Stored data:
——————————
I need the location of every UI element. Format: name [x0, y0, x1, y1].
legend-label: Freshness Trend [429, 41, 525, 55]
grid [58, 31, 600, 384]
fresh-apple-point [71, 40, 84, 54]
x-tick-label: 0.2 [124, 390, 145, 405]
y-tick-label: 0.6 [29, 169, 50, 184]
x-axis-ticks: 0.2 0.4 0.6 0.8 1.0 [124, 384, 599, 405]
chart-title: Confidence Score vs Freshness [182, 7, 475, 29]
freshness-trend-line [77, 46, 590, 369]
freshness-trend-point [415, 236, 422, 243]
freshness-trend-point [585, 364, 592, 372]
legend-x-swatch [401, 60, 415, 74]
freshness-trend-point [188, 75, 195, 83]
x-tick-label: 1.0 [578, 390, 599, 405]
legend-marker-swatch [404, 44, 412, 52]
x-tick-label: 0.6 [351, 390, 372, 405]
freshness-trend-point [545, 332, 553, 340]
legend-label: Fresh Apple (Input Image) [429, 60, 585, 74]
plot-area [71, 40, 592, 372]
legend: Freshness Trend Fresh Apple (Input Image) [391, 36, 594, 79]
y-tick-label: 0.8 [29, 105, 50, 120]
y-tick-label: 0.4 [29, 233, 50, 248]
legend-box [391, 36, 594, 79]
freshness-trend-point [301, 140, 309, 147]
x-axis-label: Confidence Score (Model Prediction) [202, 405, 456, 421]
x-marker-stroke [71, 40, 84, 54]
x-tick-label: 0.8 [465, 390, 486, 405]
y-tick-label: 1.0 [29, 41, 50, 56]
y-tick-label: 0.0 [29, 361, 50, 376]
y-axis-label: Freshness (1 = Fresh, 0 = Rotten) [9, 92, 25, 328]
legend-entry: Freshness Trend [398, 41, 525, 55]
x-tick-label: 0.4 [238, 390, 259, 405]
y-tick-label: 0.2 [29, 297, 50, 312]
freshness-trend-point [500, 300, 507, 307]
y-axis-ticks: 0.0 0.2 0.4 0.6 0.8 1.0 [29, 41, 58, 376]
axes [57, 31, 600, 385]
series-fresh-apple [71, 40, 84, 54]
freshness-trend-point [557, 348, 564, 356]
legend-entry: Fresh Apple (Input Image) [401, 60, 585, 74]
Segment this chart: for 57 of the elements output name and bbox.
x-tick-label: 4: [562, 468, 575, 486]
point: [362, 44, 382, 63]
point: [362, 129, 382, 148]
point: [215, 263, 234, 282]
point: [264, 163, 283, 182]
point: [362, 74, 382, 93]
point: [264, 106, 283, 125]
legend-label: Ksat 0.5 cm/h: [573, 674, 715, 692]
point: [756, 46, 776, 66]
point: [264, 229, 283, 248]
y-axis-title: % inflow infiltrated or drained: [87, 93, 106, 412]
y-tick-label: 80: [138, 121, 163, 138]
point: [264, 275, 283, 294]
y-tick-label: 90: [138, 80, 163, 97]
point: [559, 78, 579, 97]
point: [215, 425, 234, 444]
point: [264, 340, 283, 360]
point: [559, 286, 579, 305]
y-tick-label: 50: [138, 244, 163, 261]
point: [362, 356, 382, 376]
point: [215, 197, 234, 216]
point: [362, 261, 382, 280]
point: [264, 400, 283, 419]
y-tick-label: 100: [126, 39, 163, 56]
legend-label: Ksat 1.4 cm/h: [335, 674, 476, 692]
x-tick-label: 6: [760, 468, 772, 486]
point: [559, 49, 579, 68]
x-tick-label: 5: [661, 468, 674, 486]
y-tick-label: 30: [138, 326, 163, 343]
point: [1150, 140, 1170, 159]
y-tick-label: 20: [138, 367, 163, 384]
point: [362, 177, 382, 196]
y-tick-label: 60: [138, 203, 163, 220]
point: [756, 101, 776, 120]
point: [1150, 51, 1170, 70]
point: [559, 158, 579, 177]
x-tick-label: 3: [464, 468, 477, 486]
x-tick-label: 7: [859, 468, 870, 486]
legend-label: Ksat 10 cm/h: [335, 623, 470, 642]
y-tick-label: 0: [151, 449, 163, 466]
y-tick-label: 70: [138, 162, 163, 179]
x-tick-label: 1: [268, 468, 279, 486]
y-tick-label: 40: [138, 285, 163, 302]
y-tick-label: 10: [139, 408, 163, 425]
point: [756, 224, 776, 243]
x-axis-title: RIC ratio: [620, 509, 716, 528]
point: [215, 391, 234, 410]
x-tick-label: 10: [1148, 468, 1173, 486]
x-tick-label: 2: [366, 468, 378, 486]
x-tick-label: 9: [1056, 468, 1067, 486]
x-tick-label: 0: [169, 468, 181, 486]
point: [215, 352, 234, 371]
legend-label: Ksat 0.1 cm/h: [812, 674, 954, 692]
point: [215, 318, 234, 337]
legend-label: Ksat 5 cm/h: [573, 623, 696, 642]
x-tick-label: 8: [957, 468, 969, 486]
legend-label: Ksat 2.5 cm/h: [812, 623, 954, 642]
——————————
WORK TO BE COMPLETED: Copy out everything in the material from the very beginning down to the line with "legend-x-swatch [401, 60, 415, 74]", including that line.

IN RESPONSE:
I need the location of every UI element. Format: name [x0, y0, x1, y1].
legend-label: Freshness Trend [429, 41, 525, 55]
grid [58, 31, 600, 384]
fresh-apple-point [71, 40, 84, 54]
x-tick-label: 0.2 [124, 390, 145, 405]
y-tick-label: 0.6 [29, 169, 50, 184]
x-axis-ticks: 0.2 0.4 0.6 0.8 1.0 [124, 384, 599, 405]
chart-title: Confidence Score vs Freshness [182, 7, 475, 29]
freshness-trend-line [77, 46, 590, 369]
freshness-trend-point [415, 236, 422, 243]
freshness-trend-point [585, 364, 592, 372]
legend-x-swatch [401, 60, 415, 74]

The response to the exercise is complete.